───── Supplied material ─────

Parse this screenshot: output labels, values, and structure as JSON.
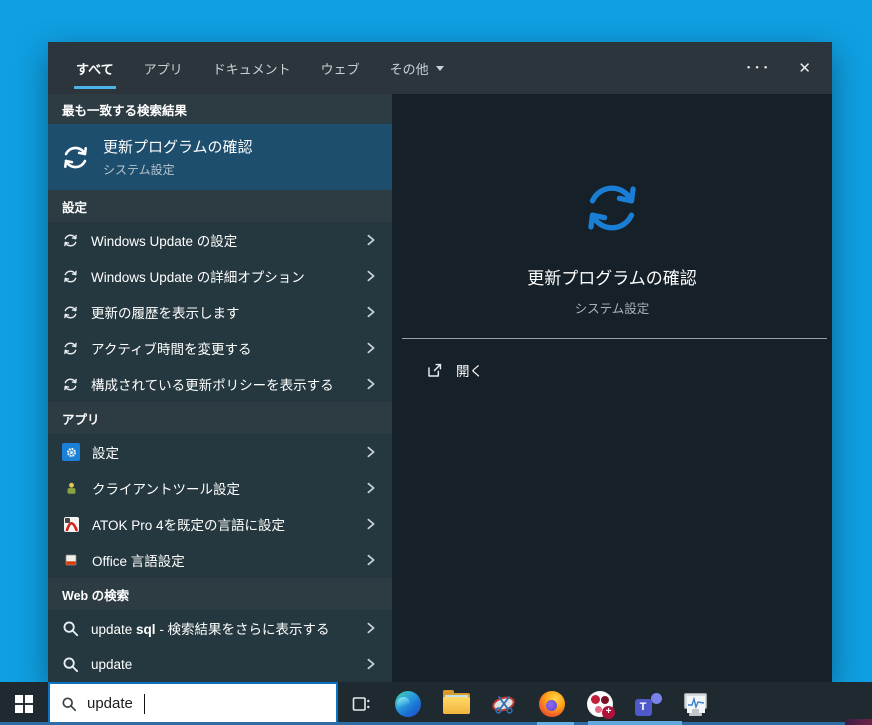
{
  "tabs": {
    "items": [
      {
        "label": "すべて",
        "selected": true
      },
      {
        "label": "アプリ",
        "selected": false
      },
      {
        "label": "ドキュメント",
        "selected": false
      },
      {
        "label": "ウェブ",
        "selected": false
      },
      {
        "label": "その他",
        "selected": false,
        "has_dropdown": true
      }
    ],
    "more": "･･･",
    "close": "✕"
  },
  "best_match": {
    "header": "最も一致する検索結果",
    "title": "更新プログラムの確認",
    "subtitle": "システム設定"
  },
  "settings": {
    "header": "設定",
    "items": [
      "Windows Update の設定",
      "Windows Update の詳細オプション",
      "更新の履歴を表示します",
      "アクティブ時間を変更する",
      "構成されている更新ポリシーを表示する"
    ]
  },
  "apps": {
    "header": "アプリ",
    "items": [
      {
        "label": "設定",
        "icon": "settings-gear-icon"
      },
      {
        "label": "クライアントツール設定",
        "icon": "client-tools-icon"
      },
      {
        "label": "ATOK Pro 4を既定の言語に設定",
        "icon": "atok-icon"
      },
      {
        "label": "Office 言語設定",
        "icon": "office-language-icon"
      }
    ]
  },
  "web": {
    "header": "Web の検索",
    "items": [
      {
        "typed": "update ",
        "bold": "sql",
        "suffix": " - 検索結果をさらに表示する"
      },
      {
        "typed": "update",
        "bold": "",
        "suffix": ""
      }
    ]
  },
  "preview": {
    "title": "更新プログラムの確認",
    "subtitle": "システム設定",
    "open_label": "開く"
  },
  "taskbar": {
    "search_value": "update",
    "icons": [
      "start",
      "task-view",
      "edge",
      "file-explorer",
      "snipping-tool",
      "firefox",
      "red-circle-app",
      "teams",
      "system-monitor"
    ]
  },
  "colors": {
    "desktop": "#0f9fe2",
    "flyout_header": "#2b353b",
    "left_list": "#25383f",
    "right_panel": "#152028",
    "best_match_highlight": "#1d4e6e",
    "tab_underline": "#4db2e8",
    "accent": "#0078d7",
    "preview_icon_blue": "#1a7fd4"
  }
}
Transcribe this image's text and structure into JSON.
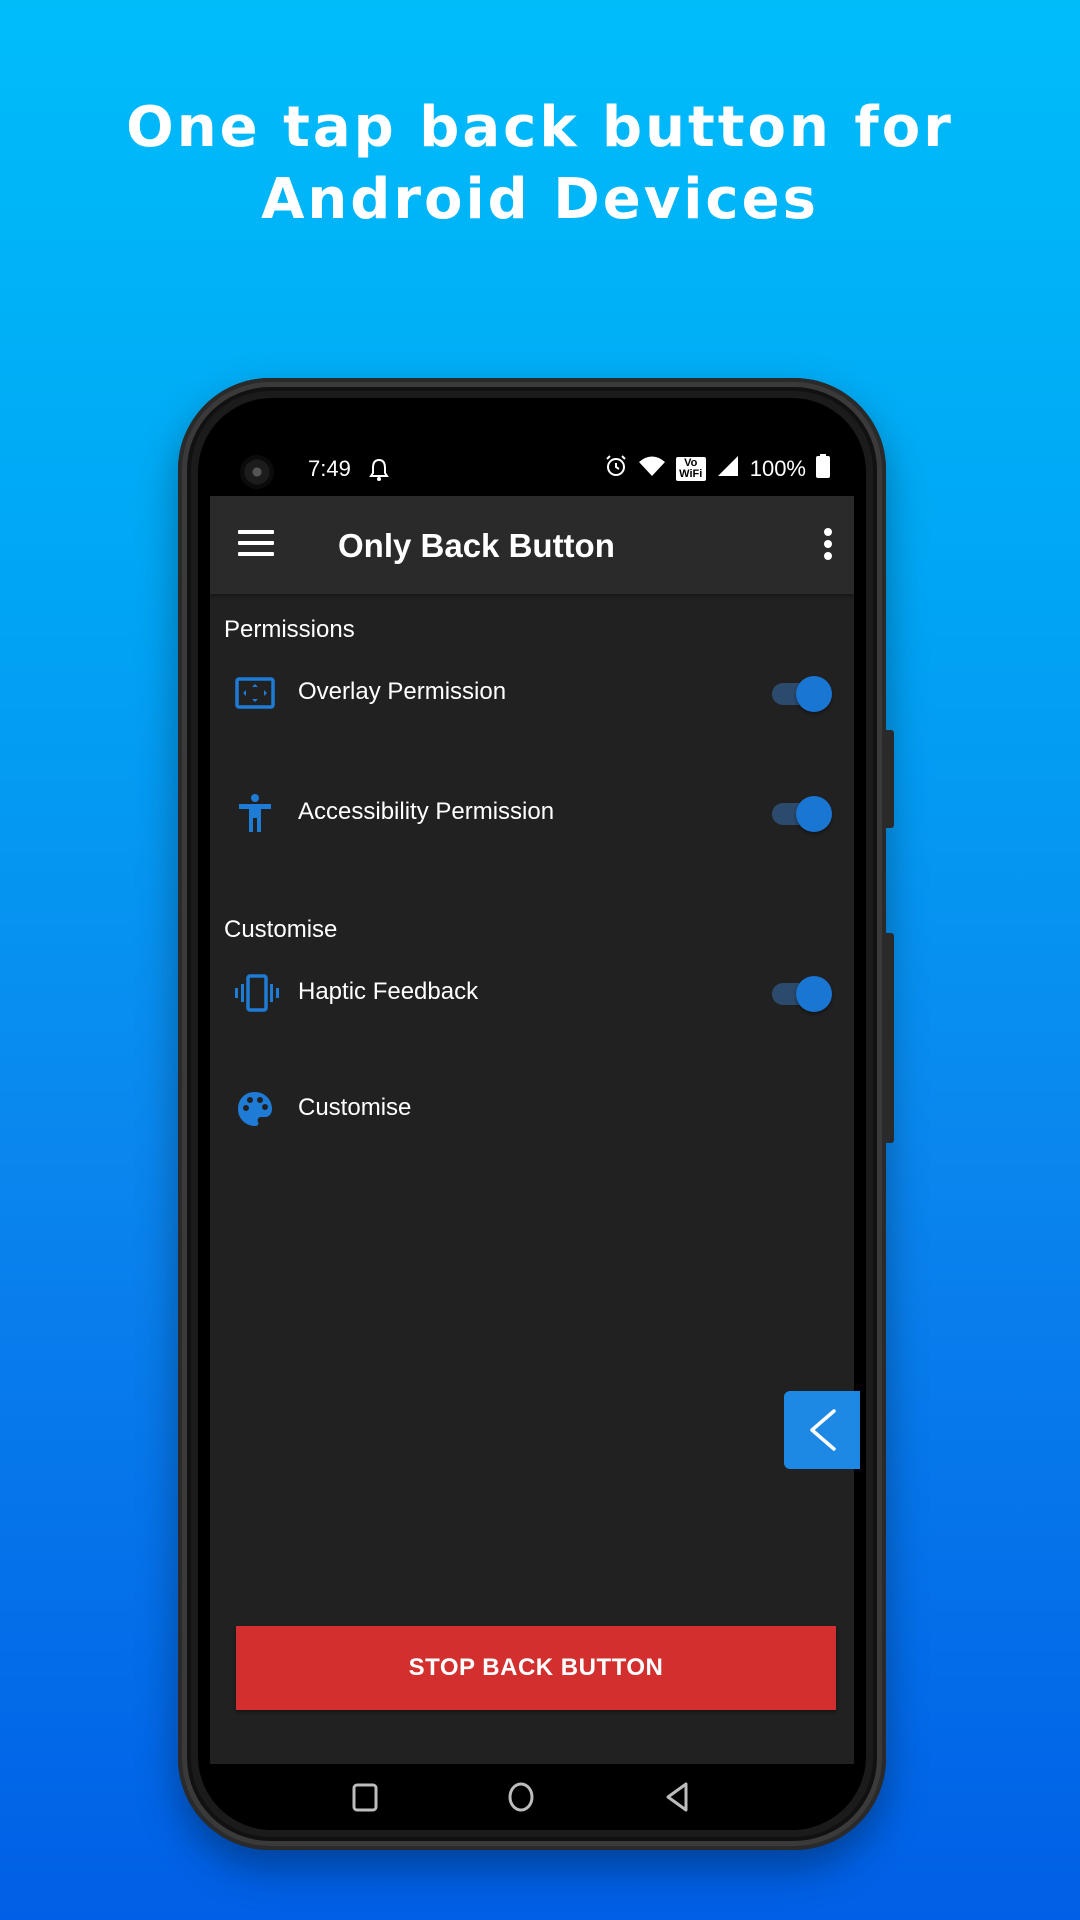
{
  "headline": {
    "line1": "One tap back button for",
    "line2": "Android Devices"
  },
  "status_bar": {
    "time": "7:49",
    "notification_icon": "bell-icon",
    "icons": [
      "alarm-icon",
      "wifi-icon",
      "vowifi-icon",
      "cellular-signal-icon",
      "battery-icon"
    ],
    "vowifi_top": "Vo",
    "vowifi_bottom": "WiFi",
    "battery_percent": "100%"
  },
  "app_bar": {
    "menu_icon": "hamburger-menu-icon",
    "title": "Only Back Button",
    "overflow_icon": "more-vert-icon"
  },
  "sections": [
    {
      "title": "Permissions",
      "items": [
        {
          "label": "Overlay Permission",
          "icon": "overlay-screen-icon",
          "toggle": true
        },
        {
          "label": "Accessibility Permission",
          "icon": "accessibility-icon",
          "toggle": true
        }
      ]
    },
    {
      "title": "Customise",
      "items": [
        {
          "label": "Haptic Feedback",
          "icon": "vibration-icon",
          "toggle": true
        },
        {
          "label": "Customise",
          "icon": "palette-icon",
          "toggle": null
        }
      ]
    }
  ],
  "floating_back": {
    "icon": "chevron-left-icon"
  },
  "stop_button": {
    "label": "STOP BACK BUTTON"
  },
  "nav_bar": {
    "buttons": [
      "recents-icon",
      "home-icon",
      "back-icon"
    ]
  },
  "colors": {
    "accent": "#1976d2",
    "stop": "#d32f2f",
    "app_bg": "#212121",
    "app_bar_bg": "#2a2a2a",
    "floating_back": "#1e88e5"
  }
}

─────

**Aim of the task**
Transcribe every record above exactly as written, leaving out any pictures.

**Solved problem**
Parse this screenshot: output labels, values, and structure as JSON.
{
  "tabs": {
    "items": [
      {
        "label": "すべて",
        "selected": true
      },
      {
        "label": "アプリ",
        "selected": false
      },
      {
        "label": "ドキュメント",
        "selected": false
      },
      {
        "label": "ウェブ",
        "selected": false
      },
      {
        "label": "その他",
        "selected": false,
        "has_dropdown": true
      }
    ],
    "more": "･･･",
    "close": "✕"
  },
  "best_match": {
    "header": "最も一致する検索結果",
    "title": "更新プログラムの確認",
    "subtitle": "システム設定"
  },
  "settings": {
    "header": "設定",
    "items": [
      "Windows Update の設定",
      "Windows Update の詳細オプション",
      "更新の履歴を表示します",
      "アクティブ時間を変更する",
      "構成されている更新ポリシーを表示する"
    ]
  },
  "apps": {
    "header": "アプリ",
    "items": [
      {
        "label": "設定",
        "icon": "settings-gear-icon"
      },
      {
        "label": "クライアントツール設定",
        "icon": "client-tools-icon"
      },
      {
        "label": "ATOK Pro 4を既定の言語に設定",
        "icon": "atok-icon"
      },
      {
        "label": "Office 言語設定",
        "icon": "office-language-icon"
      }
    ]
  },
  "web": {
    "header": "Web の検索",
    "items": [
      {
        "typed": "update ",
        "bold": "sql",
        "suffix": " - 検索結果をさらに表示する"
      },
      {
        "typed": "update",
        "bold": "",
        "suffix": ""
      }
    ]
  },
  "preview": {
    "title": "更新プログラムの確認",
    "subtitle": "システム設定",
    "open_label": "開く"
  },
  "taskbar": {
    "search_value": "update",
    "icons": [
      "start",
      "task-view",
      "edge",
      "file-explorer",
      "snipping-tool",
      "firefox",
      "red-circle-app",
      "teams",
      "system-monitor"
    ]
  },
  "colors": {
    "desktop": "#0f9fe2",
    "flyout_header": "#2b353b",
    "left_list": "#25383f",
    "right_panel": "#152028",
    "best_match_highlight": "#1d4e6e",
    "tab_underline": "#4db2e8",
    "accent": "#0078d7",
    "preview_icon_blue": "#1a7fd4"
  }
}
Transcribe this image's text and structure into JSON.
{
  "headline": {
    "line1": "One tap back button for",
    "line2": "Android Devices"
  },
  "status_bar": {
    "time": "7:49",
    "notification_icon": "bell-icon",
    "icons": [
      "alarm-icon",
      "wifi-icon",
      "vowifi-icon",
      "cellular-signal-icon",
      "battery-icon"
    ],
    "vowifi_top": "Vo",
    "vowifi_bottom": "WiFi",
    "battery_percent": "100%"
  },
  "app_bar": {
    "menu_icon": "hamburger-menu-icon",
    "title": "Only Back Button",
    "overflow_icon": "more-vert-icon"
  },
  "sections": [
    {
      "title": "Permissions",
      "items": [
        {
          "label": "Overlay Permission",
          "icon": "overlay-screen-icon",
          "toggle": true
        },
        {
          "label": "Accessibility Permission",
          "icon": "accessibility-icon",
          "toggle": true
        }
      ]
    },
    {
      "title": "Customise",
      "items": [
        {
          "label": "Haptic Feedback",
          "icon": "vibration-icon",
          "toggle": true
        },
        {
          "label": "Customise",
          "icon": "palette-icon",
          "toggle": null
        }
      ]
    }
  ],
  "floating_back": {
    "icon": "chevron-left-icon"
  },
  "stop_button": {
    "label": "STOP BACK BUTTON"
  },
  "nav_bar": {
    "buttons": [
      "recents-icon",
      "home-icon",
      "back-icon"
    ]
  },
  "colors": {
    "accent": "#1976d2",
    "stop": "#d32f2f",
    "app_bg": "#212121",
    "app_bar_bg": "#2a2a2a",
    "floating_back": "#1e88e5"
  }
}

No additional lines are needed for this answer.